— START —
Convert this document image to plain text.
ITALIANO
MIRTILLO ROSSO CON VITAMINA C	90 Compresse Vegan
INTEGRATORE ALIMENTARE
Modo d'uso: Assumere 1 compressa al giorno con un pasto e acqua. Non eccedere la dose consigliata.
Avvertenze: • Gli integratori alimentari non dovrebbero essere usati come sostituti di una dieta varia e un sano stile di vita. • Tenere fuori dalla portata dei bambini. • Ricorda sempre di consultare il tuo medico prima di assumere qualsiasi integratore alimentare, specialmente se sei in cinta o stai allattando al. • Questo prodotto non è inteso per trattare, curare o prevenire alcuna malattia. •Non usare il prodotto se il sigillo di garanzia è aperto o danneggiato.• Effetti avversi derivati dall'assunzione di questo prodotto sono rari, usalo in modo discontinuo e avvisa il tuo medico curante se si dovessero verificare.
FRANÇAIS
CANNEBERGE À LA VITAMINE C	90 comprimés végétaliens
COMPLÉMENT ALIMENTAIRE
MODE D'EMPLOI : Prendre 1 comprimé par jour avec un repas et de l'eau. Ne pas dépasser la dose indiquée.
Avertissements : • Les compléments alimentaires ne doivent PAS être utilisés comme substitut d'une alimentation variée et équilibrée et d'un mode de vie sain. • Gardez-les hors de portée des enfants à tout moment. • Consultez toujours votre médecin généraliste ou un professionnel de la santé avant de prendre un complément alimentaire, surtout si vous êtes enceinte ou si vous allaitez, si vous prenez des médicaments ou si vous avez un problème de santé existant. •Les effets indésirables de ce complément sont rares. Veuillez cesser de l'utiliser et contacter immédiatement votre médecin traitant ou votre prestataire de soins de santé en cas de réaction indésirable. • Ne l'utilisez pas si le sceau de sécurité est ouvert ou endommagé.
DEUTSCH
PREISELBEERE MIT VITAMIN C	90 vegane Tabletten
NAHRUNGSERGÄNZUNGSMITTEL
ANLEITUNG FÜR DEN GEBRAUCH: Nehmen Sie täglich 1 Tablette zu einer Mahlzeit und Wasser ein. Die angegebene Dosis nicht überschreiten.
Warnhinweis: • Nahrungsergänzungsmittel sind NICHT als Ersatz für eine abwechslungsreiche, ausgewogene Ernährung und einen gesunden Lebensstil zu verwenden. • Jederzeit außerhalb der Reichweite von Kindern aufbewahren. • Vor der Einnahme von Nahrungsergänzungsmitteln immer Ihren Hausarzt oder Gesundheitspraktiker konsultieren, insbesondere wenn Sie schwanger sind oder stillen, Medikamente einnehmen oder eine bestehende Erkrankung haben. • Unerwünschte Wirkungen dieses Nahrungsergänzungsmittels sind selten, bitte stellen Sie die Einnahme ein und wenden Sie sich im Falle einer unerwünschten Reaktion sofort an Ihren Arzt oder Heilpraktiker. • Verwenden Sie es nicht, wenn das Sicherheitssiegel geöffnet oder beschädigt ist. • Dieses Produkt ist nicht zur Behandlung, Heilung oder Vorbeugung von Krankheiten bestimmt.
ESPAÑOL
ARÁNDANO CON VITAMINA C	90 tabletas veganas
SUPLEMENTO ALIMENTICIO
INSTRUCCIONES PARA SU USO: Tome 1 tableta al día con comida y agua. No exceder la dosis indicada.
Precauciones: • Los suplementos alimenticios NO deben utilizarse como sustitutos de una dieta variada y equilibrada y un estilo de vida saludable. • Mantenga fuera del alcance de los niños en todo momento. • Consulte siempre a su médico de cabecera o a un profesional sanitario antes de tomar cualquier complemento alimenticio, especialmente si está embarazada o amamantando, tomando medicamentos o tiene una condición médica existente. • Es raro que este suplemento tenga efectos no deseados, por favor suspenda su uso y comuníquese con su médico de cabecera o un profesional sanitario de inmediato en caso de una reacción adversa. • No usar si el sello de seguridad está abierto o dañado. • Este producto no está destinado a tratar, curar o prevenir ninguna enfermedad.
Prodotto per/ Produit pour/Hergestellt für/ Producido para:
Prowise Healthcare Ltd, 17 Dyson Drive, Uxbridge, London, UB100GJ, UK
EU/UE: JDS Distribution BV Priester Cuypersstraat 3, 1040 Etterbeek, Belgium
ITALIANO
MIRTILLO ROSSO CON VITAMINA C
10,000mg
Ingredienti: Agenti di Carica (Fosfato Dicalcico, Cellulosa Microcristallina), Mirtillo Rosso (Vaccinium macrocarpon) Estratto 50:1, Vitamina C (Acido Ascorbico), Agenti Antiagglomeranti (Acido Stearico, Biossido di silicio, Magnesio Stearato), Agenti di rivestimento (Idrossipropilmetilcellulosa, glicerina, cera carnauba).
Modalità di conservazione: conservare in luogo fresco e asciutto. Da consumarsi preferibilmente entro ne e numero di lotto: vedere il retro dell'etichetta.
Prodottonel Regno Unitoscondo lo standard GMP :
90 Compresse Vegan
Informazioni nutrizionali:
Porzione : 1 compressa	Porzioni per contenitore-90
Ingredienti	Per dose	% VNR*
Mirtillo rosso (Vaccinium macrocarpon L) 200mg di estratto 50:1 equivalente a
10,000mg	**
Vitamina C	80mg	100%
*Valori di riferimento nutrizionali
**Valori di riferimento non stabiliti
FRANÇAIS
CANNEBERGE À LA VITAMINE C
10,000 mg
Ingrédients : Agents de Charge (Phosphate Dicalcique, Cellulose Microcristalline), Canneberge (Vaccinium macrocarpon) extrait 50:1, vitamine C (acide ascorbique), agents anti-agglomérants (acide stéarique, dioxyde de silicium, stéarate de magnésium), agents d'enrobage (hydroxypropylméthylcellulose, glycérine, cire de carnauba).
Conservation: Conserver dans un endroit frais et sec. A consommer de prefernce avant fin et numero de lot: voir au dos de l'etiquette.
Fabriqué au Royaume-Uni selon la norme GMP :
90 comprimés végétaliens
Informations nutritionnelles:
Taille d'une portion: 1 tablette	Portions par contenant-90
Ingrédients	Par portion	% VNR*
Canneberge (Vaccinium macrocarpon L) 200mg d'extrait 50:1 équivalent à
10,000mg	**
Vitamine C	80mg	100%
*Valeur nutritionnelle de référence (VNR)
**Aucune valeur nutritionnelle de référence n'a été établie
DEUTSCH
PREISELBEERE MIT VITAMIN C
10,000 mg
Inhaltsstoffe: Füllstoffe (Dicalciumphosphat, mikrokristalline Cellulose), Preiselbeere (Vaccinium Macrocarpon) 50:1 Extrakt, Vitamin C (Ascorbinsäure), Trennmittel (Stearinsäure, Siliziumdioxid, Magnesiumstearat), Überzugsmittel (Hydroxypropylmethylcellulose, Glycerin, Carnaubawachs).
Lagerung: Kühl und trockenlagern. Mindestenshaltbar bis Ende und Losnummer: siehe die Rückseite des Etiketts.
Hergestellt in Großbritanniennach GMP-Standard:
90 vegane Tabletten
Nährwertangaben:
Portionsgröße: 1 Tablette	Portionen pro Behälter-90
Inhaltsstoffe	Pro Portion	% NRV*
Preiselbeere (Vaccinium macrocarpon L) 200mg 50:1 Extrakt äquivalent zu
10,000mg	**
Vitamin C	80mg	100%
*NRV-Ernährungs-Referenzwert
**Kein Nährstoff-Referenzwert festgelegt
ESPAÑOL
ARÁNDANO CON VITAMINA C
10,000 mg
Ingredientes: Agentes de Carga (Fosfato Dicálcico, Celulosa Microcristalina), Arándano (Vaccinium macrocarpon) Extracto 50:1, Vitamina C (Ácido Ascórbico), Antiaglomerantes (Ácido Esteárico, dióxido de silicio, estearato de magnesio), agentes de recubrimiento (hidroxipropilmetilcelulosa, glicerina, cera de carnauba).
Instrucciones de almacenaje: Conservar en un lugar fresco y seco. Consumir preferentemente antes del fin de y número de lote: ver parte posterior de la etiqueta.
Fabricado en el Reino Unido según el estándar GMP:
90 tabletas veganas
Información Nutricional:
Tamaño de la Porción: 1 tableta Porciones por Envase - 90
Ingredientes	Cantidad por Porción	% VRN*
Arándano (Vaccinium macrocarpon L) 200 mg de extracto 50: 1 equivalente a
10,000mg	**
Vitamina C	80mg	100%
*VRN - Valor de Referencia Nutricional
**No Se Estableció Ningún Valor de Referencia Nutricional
— END —
* Task details:
Search the lines above for the string "dieta" and copy each line that has it.

* Response to this exercise:
Avvertenze: • Gli integratori alimentari non dovrebbero essere usati come sostituti di una dieta varia e un sano stile di vita. • Tenere fuori dalla portata dei bambini. • Ricorda sempre di consultare il tuo medico prima di assumere qualsiasi integratore alimentare, specialmente se sei in cinta o stai allattando al. • Questo prodotto non è inteso per trattare, curare o prevenire alcuna malattia. •Non usare il prodotto se il sigillo di garanzia è aperto o danneggiato.• Effetti avversi derivati dall'assunzione di questo prodotto sono rari, usalo in modo discontinuo e avvisa il tuo medico curante se si dovessero verificare.
Precauciones: • Los suplementos alimenticios NO deben utilizarse como sustitutos de una dieta variada y equilibrada y un estilo de vida saludable. • Mantenga fuera del alcance de los niños en todo momento. • Consulte siempre a su médico de cabecera o a un profesional sanitario antes de tomar cualquier complemento alimenticio, especialmente si está embarazada o amamantando, tomando medicamentos o tiene una condición médica existente. • Es raro que este suplemento tenga efectos no deseados, por favor suspenda su uso y comuníquese con su médico de cabecera o un profesional sanitario de inmediato en caso de una reacción adversa. • No usar si el sello de seguridad está abierto o dañado. • Este producto no está destinado a tratar, curar o prevenir ninguna enfermedad.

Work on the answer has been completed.